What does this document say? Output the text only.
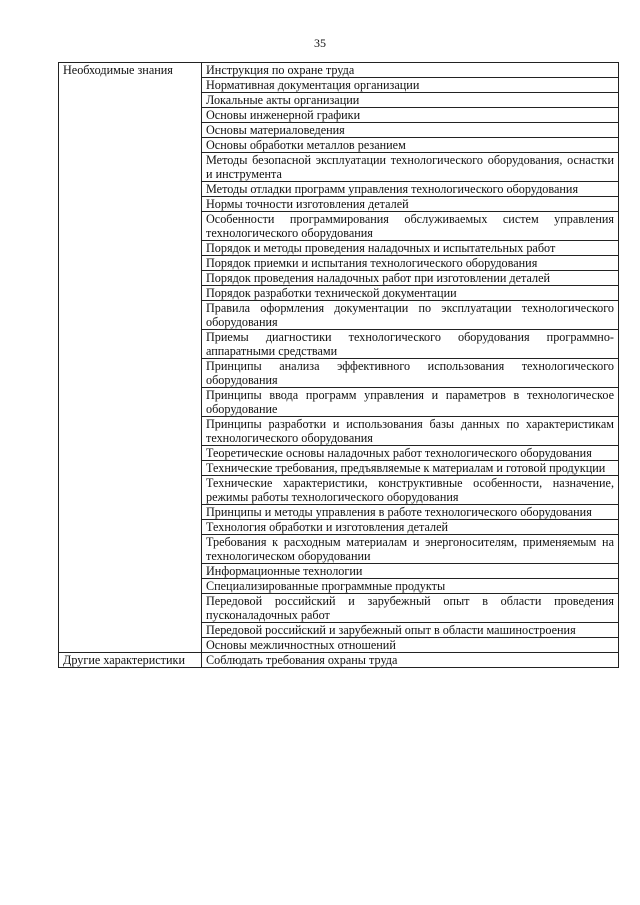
35
Необходимые знания	Инструкция по охране труда
	Нормативная документация организации
	Локальные акты организации
	Основы инженерной графики
	Основы материаловедения
	Основы обработки металлов резанием
	Методы безопасной эксплуатации технологического оборудования, оснастки и инструмента
	Методы отладки программ управления технологического оборудования
	Нормы точности изготовления деталей
	Особенности программирования обслуживаемых систем управления технологического оборудования
	Порядок и методы проведения наладочных и испытательных работ
	Порядок приемки и испытания технологического оборудования
	Порядок проведения наладочных работ при изготовлении деталей
	Порядок разработки технической документации
	Правила оформления документации по эксплуатации технологического оборудования
	Приемы диагностики технологического оборудования программно-аппаратными средствами
	Принципы анализа эффективного использования технологического оборудования
	Принципы ввода программ управления и параметров в технологическое оборудование
	Принципы разработки и использования базы данных по характеристикам технологического оборудования
	Теоретические основы наладочных работ технологического оборудования
	Технические требования, предъявляемые к материалам и готовой продукции
	Технические характеристики, конструктивные особенности, назначение, режимы работы технологического оборудования
	Принципы и методы управления в работе технологического оборудования
	Технология обработки и изготовления деталей
	Требования к расходным материалам и энергоносителям, применяемым на технологическом оборудовании
	Информационные технологии
	Специализированные программные продукты
	Передовой российский и зарубежный опыт в области проведения пусконаладочных работ
	Передовой российский и зарубежный опыт в области машиностроения
	Основы межличностных отношений
Другие характеристики	Соблюдать требования охраны труда
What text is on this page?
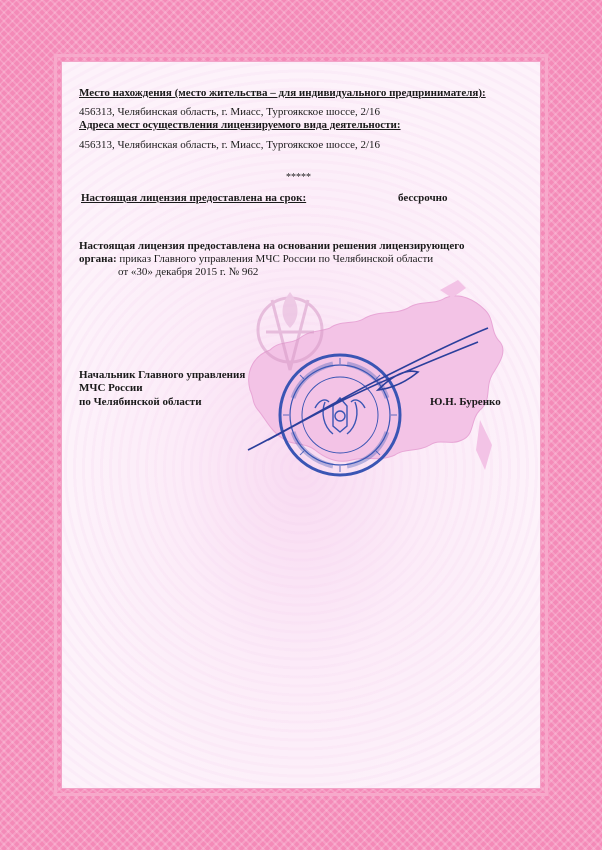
Место нахождения (место жительства – для индивидуального предпринимателя):
456313, Челябинская область, г. Миасс, Тургоякское шоссе, 2/16
Адреса мест осуществления лицензируемого вида деятельности:
456313, Челябинская область, г. Миасс, Тургоякское шоссе, 2/16
*****
Настоящая лицензия предоставлена на срок:	бессрочно
Настоящая лицензия предоставлена на основании решения лицензирующего
органа: приказ Главного управления МЧС России по Челябинской области
от «30» декабря 2015 г. № 962
Начальник Главного управления
МЧС России
по Челябинской области	Ю.Н. Буренко
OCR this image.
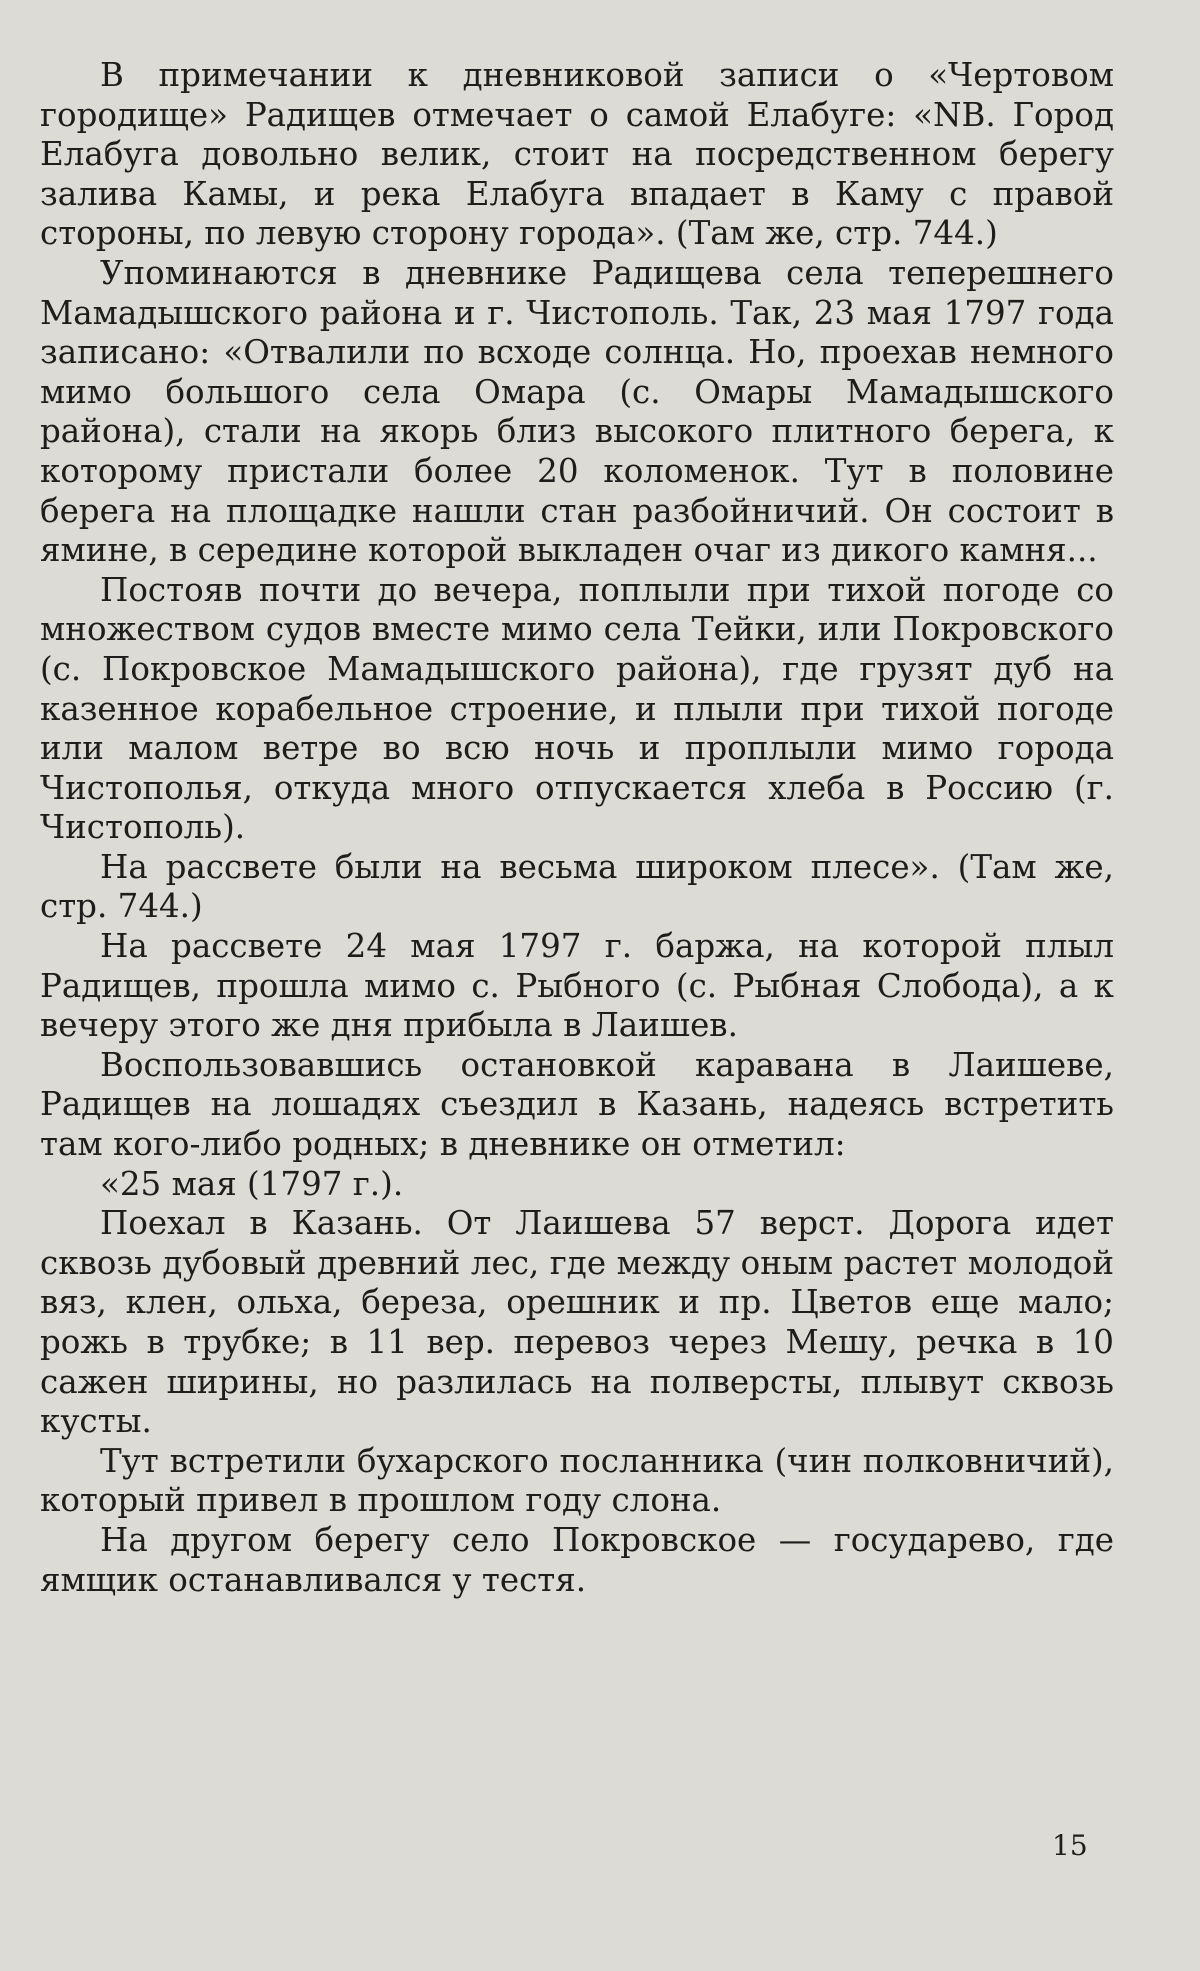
В примечании к дневниковой записи о «Чертовом городище» Радищев отмечает о самой Елабуге: «NB. Город Елабуга довольно велик, стоит на посредственном берегу залива Камы, и река Елабуга впадает в Каму с правой стороны, по левую сторону города». (Там же, стр. 744.)

Упоминаются в дневнике Радищева села теперешнего Мамадышского района и г. Чистополь. Так, 23 мая 1797 года записано: «Отвалили по всходе солнца. Но, проехав немного мимо большого села Омара (с. Омары Мамадышского района), стали на якорь близ высокого плитного берега, к которому пристали более 20 коломенок. Тут в половине берега на площадке нашли стан разбойничий. Он состоит в ямине, в середине которой выкладен очаг из дикого камня...

Постояв почти до вечера, поплыли при тихой погоде со множеством судов вместе мимо села Тейки, или Покровского (с. Покровское Мамадышского района), где грузят дуб на казенное корабельное строение, и плыли при тихой погоде или малом ветре во всю ночь и проплыли мимо города Чистополья, откуда много отпускается хлеба в Россию (г. Чистополь).

На рассвете были на весьма широком плесе». (Там же, стр. 744.)

На рассвете 24 мая 1797 г. баржа, на которой плыл Радищев, прошла мимо с. Рыбного (с. Рыбная Слобода), а к вечеру этого же дня прибыла в Лаишев.

Воспользовавшись остановкой каравана в Лаишеве, Радищев на лошадях съездил в Казань, надеясь встретить там кого-либо родных; в дневнике он отметил:

«25 мая (1797 г.).

Поехал в Казань. От Лаишева 57 верст. Дорога идет сквозь дубовый древний лес, где между оным растет молодой вяз, клен, ольха, береза, орешник и пр. Цветов еще мало; рожь в трубке; в 11 вер. перевоз через Мешу, речка в 10 сажен ширины, но разлилась на полверсты, плывут сквозь кусты.

Тут встретили бухарского посланника (чин полковничий), который привел в прошлом году слона.

На другом берегу село Покровское — государево, где ямщик останавливался у тестя.

15
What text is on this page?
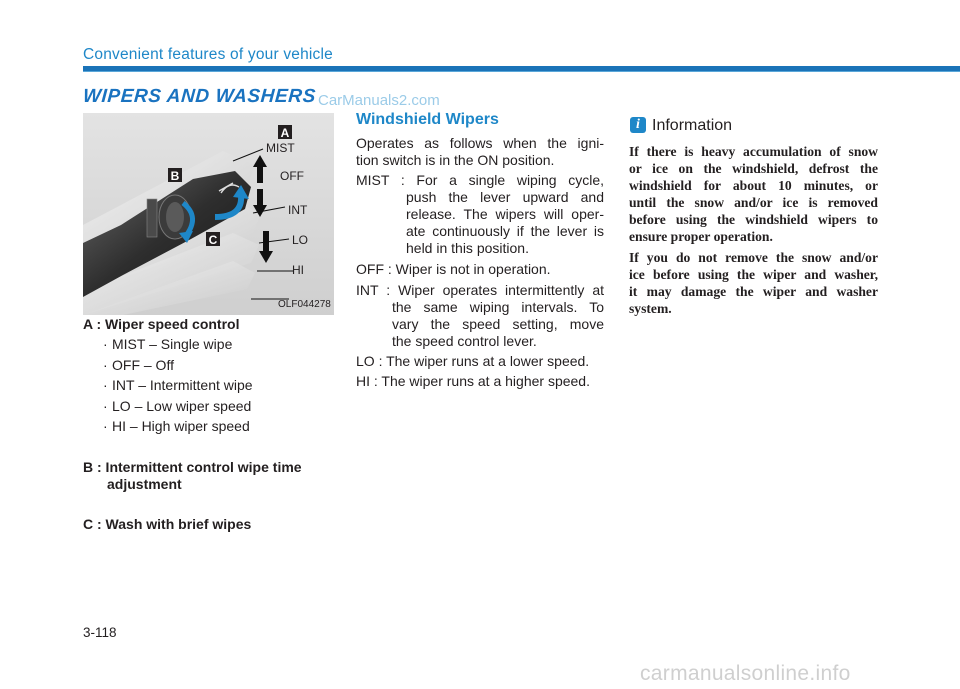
Convenient features of your vehicle
WIPERS AND WASHERS CarManuals2.com
A
B
C
MIST
OFF
INT
LO
HI
OLF044278
A : Wiper speed control
· MIST – Single wipe
· OFF – Off
· INT – Intermittent wipe
· LO – Low wiper speed
· HI – High wiper speed
B : Intermittent control wipe time
adjustment
C : Wash with brief wipes
Windshield Wipers
Operates as follows when the igni-
tion switch is in the ON position.
MIST : For a single wiping cycle,
push the lever upward and
release. The wipers will oper-
ate continuously if the lever is
held in this position.
OFF : Wiper is not in operation.
INT : Wiper operates intermittently at
the same wiping intervals. To
vary the speed setting, move
the speed control lever.
LO : The wiper runs at a lower speed.
HI : The wiper runs at a higher speed.
i Information
If there is heavy accumulation of snow
or ice on the windshield, defrost the
windshield for about 10 minutes, or
until the snow and/or ice is removed
before using the windshield wipers to
ensure proper operation.
If you do not remove the snow and/or
ice before using the wiper and washer,
it may damage the wiper and washer
system.
3-118
carmanualsonline.info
□ □ □
## [What the task asks]
Scan the lines for the string "using". Pick out every line that has it.

## [The reply]
before using the windshield wipers to
ice before using the wiper and washer,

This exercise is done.